*Required task*.
Your task is to restate the data word for word.

*Given records*.
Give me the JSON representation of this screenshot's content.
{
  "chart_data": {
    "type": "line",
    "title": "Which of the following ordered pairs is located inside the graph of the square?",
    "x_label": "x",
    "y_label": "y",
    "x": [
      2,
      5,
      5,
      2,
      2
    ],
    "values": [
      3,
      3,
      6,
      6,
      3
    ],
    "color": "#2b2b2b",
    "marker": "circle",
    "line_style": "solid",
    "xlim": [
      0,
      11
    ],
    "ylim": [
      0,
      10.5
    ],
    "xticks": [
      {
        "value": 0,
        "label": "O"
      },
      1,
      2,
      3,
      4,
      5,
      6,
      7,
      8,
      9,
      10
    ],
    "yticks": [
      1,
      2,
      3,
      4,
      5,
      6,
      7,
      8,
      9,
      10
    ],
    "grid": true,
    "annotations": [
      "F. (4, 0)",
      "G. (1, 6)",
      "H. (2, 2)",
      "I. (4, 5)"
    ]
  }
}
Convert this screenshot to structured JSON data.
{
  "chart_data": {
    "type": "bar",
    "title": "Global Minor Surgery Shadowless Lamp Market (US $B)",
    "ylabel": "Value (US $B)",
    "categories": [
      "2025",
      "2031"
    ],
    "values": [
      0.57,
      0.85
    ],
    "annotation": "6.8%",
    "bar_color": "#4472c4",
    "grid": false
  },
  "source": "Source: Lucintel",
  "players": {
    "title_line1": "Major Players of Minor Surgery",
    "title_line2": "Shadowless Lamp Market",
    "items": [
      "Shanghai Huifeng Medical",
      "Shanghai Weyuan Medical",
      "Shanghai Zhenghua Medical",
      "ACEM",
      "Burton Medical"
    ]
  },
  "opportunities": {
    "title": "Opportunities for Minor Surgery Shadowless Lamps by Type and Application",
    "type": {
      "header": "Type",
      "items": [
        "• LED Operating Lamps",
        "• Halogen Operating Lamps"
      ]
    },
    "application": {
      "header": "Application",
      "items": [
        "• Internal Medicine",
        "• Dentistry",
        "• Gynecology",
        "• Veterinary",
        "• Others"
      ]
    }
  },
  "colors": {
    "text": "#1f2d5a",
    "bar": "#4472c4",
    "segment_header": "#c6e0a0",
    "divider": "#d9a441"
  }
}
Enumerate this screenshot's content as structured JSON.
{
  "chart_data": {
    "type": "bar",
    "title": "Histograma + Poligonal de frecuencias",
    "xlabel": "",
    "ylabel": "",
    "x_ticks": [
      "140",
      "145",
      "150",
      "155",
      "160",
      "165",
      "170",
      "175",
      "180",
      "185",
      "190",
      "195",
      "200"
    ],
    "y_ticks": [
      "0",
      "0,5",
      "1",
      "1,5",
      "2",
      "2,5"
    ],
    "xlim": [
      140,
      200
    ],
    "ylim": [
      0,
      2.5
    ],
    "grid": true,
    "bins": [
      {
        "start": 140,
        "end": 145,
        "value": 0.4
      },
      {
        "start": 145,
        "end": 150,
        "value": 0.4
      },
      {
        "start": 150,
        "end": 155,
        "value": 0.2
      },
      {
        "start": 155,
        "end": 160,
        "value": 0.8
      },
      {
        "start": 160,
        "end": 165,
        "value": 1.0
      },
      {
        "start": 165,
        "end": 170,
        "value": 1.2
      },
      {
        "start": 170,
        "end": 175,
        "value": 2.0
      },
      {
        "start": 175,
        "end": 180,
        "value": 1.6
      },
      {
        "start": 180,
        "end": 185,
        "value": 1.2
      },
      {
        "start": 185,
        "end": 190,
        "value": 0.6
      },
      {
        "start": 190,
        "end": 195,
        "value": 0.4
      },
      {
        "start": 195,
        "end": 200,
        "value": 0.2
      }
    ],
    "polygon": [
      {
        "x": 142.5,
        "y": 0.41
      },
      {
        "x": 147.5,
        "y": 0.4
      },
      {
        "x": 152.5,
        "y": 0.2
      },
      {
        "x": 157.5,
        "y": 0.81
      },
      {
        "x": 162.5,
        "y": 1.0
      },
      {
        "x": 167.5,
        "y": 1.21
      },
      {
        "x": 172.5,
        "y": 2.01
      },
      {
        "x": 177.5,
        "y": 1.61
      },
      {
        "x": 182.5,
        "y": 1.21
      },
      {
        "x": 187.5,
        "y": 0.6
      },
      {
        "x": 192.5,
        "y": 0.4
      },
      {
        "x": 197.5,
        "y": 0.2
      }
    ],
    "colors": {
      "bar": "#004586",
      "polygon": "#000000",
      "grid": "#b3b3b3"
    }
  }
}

*Exercise response*.
Give me the JSON representation of this screenshot's content.
{
  "chart_data": {
    "type": "line",
    "title": "Which of the following ordered pairs is located inside the graph of the square?",
    "x_label": "x",
    "y_label": "y",
    "x": [
      2,
      5,
      5,
      2,
      2
    ],
    "values": [
      3,
      3,
      6,
      6,
      3
    ],
    "color": "#2b2b2b",
    "marker": "circle",
    "line_style": "solid",
    "xlim": [
      0,
      11
    ],
    "ylim": [
      0,
      10.5
    ],
    "xticks": [
      {
        "value": 0,
        "label": "O"
      },
      1,
      2,
      3,
      4,
      5,
      6,
      7,
      8,
      9,
      10
    ],
    "yticks": [
      1,
      2,
      3,
      4,
      5,
      6,
      7,
      8,
      9,
      10
    ],
    "grid": true,
    "annotations": [
      "F. (4, 0)",
      "G. (1, 6)",
      "H. (2, 2)",
      "I. (4, 5)"
    ]
  }
}
Convert this screenshot to structured JSON data.
{
  "chart_data": {
    "type": "bar",
    "title": "Global Minor Surgery Shadowless Lamp Market (US $B)",
    "ylabel": "Value (US $B)",
    "categories": [
      "2025",
      "2031"
    ],
    "values": [
      0.57,
      0.85
    ],
    "annotation": "6.8%",
    "bar_color": "#4472c4",
    "grid": false
  },
  "source": "Source: Lucintel",
  "players": {
    "title_line1": "Major Players of Minor Surgery",
    "title_line2": "Shadowless Lamp Market",
    "items": [
      "Shanghai Huifeng Medical",
      "Shanghai Weyuan Medical",
      "Shanghai Zhenghua Medical",
      "ACEM",
      "Burton Medical"
    ]
  },
  "opportunities": {
    "title": "Opportunities for Minor Surgery Shadowless Lamps by Type and Application",
    "type": {
      "header": "Type",
      "items": [
        "• LED Operating Lamps",
        "• Halogen Operating Lamps"
      ]
    },
    "application": {
      "header": "Application",
      "items": [
        "• Internal Medicine",
        "• Dentistry",
        "• Gynecology",
        "• Veterinary",
        "• Others"
      ]
    }
  },
  "colors": {
    "text": "#1f2d5a",
    "bar": "#4472c4",
    "segment_header": "#c6e0a0",
    "divider": "#d9a441"
  }
}
Enumerate this screenshot's content as structured JSON.
{
  "chart_data": {
    "type": "bar",
    "title": "Histograma + Poligonal de frecuencias",
    "xlabel": "",
    "ylabel": "",
    "x_ticks": [
      "140",
      "145",
      "150",
      "155",
      "160",
      "165",
      "170",
      "175",
      "180",
      "185",
      "190",
      "195",
      "200"
    ],
    "y_ticks": [
      "0",
      "0,5",
      "1",
      "1,5",
      "2",
      "2,5"
    ],
    "xlim": [
      140,
      200
    ],
    "ylim": [
      0,
      2.5
    ],
    "grid": true,
    "bins": [
      {
        "start": 140,
        "end": 145,
        "value": 0.4
      },
      {
        "start": 145,
        "end": 150,
        "value": 0.4
      },
      {
        "start": 150,
        "end": 155,
        "value": 0.2
      },
      {
        "start": 155,
        "end": 160,
        "value": 0.8
      },
      {
        "start": 160,
        "end": 165,
        "value": 1.0
      },
      {
        "start": 165,
        "end": 170,
        "value": 1.2
      },
      {
        "start": 170,
        "end": 175,
        "value": 2.0
      },
      {
        "start": 175,
        "end": 180,
        "value": 1.6
      },
      {
        "start": 180,
        "end": 185,
        "value": 1.2
      },
      {
        "start": 185,
        "end": 190,
        "value": 0.6
      },
      {
        "start": 190,
        "end": 195,
        "value": 0.4
      },
      {
        "start": 195,
        "end": 200,
        "value": 0.2
      }
    ],
    "polygon": [
      {
        "x": 142.5,
        "y": 0.41
      },
      {
        "x": 147.5,
        "y": 0.4
      },
      {
        "x": 152.5,
        "y": 0.2
      },
      {
        "x": 157.5,
        "y": 0.81
      },
      {
        "x": 162.5,
        "y": 1.0
      },
      {
        "x": 167.5,
        "y": 1.21
      },
      {
        "x": 172.5,
        "y": 2.01
      },
      {
        "x": 177.5,
        "y": 1.61
      },
      {
        "x": 182.5,
        "y": 1.21
      },
      {
        "x": 187.5,
        "y": 0.6
      },
      {
        "x": 192.5,
        "y": 0.4
      },
      {
        "x": 197.5,
        "y": 0.2
      }
    ],
    "colors": {
      "bar": "#004586",
      "polygon": "#000000",
      "grid": "#b3b3b3"
    }
  }
}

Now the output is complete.